**Problem**
Can you output the records below exactly as they are written?

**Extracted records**
**********

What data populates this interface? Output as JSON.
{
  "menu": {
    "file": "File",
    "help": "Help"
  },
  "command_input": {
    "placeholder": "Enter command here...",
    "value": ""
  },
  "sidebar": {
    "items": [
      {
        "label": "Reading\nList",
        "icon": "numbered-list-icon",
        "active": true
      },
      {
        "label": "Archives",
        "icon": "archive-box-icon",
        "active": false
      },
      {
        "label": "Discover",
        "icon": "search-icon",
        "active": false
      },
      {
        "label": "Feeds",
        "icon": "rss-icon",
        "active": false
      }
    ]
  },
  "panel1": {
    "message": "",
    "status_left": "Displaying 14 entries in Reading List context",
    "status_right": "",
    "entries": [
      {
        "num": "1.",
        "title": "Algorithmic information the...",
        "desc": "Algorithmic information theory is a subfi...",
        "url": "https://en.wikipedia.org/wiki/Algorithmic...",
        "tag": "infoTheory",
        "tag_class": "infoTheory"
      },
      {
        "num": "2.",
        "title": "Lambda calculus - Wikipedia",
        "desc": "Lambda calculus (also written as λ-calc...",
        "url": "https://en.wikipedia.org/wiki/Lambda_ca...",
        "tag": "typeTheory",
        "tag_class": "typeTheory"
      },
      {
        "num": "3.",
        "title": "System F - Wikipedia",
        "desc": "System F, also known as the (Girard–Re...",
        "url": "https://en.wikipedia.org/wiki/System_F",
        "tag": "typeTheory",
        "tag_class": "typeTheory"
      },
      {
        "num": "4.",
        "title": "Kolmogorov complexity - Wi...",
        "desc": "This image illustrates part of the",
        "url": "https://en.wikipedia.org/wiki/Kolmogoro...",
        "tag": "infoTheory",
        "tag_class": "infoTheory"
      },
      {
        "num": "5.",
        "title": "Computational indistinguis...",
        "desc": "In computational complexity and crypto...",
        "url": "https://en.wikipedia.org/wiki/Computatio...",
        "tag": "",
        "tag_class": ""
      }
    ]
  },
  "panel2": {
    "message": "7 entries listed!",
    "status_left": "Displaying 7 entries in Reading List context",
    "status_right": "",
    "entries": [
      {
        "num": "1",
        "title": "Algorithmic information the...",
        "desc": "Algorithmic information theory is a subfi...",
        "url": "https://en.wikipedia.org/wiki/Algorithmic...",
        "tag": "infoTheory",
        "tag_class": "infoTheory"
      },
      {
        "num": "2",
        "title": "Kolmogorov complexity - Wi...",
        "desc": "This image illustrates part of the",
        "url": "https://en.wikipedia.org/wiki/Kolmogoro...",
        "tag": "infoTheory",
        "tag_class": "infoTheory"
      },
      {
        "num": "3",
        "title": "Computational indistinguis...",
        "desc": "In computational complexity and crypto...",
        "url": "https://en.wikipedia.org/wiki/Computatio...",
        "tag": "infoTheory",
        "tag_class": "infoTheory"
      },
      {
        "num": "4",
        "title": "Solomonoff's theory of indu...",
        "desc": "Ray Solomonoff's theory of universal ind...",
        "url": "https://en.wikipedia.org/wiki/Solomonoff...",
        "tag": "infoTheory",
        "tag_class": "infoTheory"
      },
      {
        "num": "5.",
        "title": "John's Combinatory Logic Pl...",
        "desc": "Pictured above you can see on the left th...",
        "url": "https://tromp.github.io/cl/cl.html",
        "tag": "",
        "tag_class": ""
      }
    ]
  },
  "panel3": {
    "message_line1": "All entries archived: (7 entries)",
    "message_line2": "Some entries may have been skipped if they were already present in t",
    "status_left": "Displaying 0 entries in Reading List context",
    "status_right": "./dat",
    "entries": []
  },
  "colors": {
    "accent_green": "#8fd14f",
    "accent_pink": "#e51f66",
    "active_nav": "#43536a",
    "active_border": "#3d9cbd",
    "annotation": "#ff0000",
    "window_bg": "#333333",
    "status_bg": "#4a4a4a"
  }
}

**********

**Worked solution**
What data populates this interface? Output as JSON.
{
  "menu": {
    "file": "File",
    "help": "Help"
  },
  "command_input": {
    "placeholder": "Enter command here...",
    "value": ""
  },
  "sidebar": {
    "items": [
      {
        "label": "Reading\nList",
        "icon": "numbered-list-icon",
        "active": true
      },
      {
        "label": "Archives",
        "icon": "archive-box-icon",
        "active": false
      },
      {
        "label": "Discover",
        "icon": "search-icon",
        "active": false
      },
      {
        "label": "Feeds",
        "icon": "rss-icon",
        "active": false
      }
    ]
  },
  "panel1": {
    "message": "",
    "status_left": "Displaying 14 entries in Reading List context",
    "status_right": "",
    "entries": [
      {
        "num": "1.",
        "title": "Algorithmic information the...",
        "desc": "Algorithmic information theory is a subfi...",
        "url": "https://en.wikipedia.org/wiki/Algorithmic...",
        "tag": "infoTheory",
        "tag_class": "infoTheory"
      },
      {
        "num": "2.",
        "title": "Lambda calculus - Wikipedia",
        "desc": "Lambda calculus (also written as λ-calc...",
        "url": "https://en.wikipedia.org/wiki/Lambda_ca...",
        "tag": "typeTheory",
        "tag_class": "typeTheory"
      },
      {
        "num": "3.",
        "title": "System F - Wikipedia",
        "desc": "System F, also known as the (Girard–Re...",
        "url": "https://en.wikipedia.org/wiki/System_F",
        "tag": "typeTheory",
        "tag_class": "typeTheory"
      },
      {
        "num": "4.",
        "title": "Kolmogorov complexity - Wi...",
        "desc": "This image illustrates part of the",
        "url": "https://en.wikipedia.org/wiki/Kolmogoro...",
        "tag": "infoTheory",
        "tag_class": "infoTheory"
      },
      {
        "num": "5.",
        "title": "Computational indistinguis...",
        "desc": "In computational complexity and crypto...",
        "url": "https://en.wikipedia.org/wiki/Computatio...",
        "tag": "",
        "tag_class": ""
      }
    ]
  },
  "panel2": {
    "message": "7 entries listed!",
    "status_left": "Displaying 7 entries in Reading List context",
    "status_right": "",
    "entries": [
      {
        "num": "1",
        "title": "Algorithmic information the...",
        "desc": "Algorithmic information theory is a subfi...",
        "url": "https://en.wikipedia.org/wiki/Algorithmic...",
        "tag": "infoTheory",
        "tag_class": "infoTheory"
      },
      {
        "num": "2",
        "title": "Kolmogorov complexity - Wi...",
        "desc": "This image illustrates part of the",
        "url": "https://en.wikipedia.org/wiki/Kolmogoro...",
        "tag": "infoTheory",
        "tag_class": "infoTheory"
      },
      {
        "num": "3",
        "title": "Computational indistinguis...",
        "desc": "In computational complexity and crypto...",
        "url": "https://en.wikipedia.org/wiki/Computatio...",
        "tag": "infoTheory",
        "tag_class": "infoTheory"
      },
      {
        "num": "4",
        "title": "Solomonoff's theory of indu...",
        "desc": "Ray Solomonoff's theory of universal ind...",
        "url": "https://en.wikipedia.org/wiki/Solomonoff...",
        "tag": "infoTheory",
        "tag_class": "infoTheory"
      },
      {
        "num": "5.",
        "title": "John's Combinatory Logic Pl...",
        "desc": "Pictured above you can see on the left th...",
        "url": "https://tromp.github.io/cl/cl.html",
        "tag": "",
        "tag_class": ""
      }
    ]
  },
  "panel3": {
    "message_line1": "All entries archived: (7 entries)",
    "message_line2": "Some entries may have been skipped if they were already present in t",
    "status_left": "Displaying 0 entries in Reading List context",
    "status_right": "./dat",
    "entries": []
  },
  "colors": {
    "accent_green": "#8fd14f",
    "accent_pink": "#e51f66",
    "active_nav": "#43536a",
    "active_border": "#3d9cbd",
    "annotation": "#ff0000",
    "window_bg": "#333333",
    "status_bg": "#4a4a4a"
  }
}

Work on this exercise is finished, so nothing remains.